▸ **Requirement**
Reply with one number: the count of lines in the listing that contain the string "arcsec".

.....

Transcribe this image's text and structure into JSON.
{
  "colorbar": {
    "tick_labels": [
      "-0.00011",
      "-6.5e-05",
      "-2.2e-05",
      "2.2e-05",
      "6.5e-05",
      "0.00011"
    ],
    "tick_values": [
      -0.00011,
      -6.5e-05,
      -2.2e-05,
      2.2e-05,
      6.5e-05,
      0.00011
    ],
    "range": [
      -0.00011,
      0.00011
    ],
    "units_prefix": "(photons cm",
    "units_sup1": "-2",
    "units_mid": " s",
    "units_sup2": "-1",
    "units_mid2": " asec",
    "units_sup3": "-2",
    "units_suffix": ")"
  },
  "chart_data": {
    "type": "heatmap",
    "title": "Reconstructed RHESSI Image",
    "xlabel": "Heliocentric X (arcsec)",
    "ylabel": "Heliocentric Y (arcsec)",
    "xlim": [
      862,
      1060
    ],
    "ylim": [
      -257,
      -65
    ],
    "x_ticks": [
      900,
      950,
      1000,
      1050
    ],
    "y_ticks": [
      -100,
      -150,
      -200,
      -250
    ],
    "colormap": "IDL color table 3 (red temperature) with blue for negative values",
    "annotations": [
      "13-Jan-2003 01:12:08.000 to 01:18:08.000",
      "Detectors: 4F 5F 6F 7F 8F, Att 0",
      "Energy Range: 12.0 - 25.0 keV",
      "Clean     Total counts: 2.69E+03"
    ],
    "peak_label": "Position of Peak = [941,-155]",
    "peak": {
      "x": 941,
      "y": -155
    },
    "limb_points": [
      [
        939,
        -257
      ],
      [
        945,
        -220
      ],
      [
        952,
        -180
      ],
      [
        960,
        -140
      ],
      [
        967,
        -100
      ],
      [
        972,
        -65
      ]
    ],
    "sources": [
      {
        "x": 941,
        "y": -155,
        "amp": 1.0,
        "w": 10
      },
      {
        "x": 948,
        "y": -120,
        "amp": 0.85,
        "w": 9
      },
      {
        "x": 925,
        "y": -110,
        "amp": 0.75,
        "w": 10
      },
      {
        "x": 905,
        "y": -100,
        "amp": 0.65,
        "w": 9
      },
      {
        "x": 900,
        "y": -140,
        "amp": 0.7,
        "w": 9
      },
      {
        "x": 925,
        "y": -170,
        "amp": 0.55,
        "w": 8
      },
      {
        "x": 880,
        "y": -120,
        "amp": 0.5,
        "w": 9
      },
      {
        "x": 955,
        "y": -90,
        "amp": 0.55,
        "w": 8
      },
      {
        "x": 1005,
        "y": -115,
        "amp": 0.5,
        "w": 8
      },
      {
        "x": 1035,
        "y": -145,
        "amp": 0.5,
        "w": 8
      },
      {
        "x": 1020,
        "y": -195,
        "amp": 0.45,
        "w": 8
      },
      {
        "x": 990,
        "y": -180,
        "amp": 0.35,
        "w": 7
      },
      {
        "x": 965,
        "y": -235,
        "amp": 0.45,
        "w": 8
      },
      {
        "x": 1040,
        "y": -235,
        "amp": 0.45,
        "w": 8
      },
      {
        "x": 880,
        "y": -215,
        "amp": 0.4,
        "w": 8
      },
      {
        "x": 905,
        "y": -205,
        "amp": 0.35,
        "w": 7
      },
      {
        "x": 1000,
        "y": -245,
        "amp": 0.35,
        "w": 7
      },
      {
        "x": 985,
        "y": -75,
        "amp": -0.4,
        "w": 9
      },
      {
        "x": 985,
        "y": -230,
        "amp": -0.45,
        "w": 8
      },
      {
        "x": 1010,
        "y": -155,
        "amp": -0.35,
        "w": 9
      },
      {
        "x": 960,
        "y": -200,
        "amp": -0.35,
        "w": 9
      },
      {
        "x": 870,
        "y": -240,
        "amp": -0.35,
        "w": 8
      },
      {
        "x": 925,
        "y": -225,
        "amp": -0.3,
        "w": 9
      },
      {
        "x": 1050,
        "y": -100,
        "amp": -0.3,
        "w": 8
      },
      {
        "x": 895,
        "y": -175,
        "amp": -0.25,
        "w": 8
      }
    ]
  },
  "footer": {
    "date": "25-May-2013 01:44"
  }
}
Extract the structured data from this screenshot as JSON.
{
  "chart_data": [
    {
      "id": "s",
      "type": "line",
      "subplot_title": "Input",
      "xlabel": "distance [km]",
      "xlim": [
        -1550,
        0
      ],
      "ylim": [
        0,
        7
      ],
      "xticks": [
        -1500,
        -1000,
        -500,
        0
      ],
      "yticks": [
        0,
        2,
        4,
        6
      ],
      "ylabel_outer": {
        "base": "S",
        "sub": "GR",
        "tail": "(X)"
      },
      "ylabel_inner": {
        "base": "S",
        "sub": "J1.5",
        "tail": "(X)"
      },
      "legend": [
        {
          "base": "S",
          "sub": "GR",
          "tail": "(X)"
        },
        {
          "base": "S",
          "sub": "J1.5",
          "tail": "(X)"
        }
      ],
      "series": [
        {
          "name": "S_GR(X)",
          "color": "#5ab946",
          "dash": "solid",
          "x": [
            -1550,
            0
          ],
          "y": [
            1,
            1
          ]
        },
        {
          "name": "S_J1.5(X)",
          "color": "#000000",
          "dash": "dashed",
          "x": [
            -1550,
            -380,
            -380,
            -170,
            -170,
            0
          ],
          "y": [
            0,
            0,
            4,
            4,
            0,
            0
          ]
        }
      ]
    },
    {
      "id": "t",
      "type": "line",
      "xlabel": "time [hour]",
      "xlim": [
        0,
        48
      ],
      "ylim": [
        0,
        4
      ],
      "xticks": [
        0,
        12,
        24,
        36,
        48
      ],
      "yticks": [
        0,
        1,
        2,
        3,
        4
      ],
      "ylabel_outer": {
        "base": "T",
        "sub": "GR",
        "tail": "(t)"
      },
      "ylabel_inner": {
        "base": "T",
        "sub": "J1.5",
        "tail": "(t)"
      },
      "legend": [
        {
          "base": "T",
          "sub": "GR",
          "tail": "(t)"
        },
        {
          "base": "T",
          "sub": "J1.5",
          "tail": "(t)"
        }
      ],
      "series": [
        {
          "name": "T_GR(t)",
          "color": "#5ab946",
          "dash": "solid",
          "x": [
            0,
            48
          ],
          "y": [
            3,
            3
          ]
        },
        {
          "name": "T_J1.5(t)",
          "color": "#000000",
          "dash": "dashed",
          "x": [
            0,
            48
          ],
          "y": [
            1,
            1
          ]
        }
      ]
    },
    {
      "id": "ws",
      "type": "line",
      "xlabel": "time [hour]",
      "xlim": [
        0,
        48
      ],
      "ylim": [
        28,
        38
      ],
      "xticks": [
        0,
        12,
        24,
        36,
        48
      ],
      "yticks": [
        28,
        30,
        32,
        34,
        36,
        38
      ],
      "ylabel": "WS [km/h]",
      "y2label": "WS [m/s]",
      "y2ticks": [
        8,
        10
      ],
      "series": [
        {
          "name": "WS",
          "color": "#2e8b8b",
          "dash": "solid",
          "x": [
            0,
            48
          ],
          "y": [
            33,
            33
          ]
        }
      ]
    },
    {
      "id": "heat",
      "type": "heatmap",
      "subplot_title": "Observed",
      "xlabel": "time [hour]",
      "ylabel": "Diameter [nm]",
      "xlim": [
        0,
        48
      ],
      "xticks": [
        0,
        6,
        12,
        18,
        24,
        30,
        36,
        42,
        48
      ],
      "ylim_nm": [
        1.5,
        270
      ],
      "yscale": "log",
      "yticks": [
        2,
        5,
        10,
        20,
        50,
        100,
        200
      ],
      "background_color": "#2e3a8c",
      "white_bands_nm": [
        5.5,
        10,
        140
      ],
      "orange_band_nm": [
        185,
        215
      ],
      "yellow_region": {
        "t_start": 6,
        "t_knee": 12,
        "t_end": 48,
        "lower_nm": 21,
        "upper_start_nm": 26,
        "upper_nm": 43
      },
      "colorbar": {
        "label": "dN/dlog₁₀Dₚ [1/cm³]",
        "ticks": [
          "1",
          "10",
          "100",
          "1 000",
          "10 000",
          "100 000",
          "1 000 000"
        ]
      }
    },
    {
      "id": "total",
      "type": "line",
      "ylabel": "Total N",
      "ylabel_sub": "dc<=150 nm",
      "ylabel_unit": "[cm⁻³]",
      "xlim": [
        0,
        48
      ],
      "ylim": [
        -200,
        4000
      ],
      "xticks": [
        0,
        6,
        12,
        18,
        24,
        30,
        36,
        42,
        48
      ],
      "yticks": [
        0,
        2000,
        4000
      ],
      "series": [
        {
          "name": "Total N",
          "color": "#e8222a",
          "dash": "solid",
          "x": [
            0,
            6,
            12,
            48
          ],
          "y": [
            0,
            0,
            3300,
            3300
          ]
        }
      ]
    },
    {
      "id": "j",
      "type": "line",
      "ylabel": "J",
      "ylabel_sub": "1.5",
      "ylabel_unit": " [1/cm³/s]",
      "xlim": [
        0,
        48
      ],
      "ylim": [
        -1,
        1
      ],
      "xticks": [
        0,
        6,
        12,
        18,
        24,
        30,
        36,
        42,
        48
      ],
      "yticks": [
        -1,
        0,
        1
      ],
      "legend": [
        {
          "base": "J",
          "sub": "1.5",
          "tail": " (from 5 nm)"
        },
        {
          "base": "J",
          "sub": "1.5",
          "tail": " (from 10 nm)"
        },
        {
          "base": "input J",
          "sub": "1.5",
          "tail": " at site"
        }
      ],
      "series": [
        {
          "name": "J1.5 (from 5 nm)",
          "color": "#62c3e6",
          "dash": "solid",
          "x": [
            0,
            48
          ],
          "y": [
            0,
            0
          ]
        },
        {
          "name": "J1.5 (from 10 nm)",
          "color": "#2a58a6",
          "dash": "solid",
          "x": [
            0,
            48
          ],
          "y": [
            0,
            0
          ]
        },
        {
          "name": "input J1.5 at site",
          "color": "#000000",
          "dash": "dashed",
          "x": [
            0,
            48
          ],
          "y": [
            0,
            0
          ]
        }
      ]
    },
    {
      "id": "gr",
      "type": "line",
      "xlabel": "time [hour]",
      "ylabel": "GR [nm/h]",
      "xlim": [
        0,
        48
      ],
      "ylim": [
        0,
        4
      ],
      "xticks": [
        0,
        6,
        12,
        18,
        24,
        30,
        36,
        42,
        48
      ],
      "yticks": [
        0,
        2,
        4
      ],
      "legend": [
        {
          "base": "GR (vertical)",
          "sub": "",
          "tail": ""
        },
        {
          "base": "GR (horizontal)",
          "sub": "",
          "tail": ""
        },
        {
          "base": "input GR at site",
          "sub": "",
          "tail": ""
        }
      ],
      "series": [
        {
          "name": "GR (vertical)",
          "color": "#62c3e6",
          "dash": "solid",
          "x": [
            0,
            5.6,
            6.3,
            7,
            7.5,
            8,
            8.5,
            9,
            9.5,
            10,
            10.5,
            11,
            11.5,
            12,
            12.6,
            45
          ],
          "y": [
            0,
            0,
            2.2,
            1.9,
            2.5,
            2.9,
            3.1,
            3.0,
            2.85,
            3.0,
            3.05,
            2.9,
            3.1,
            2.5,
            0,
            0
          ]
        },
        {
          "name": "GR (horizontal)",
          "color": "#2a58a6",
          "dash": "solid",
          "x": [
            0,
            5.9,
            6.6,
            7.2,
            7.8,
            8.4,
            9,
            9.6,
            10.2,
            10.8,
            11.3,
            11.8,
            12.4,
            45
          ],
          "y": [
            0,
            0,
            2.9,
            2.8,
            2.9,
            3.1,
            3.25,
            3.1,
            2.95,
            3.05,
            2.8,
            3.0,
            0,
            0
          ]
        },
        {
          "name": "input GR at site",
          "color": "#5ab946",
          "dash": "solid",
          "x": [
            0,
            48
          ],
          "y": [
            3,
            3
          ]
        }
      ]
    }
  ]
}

.....

▸ **Problem solution**
2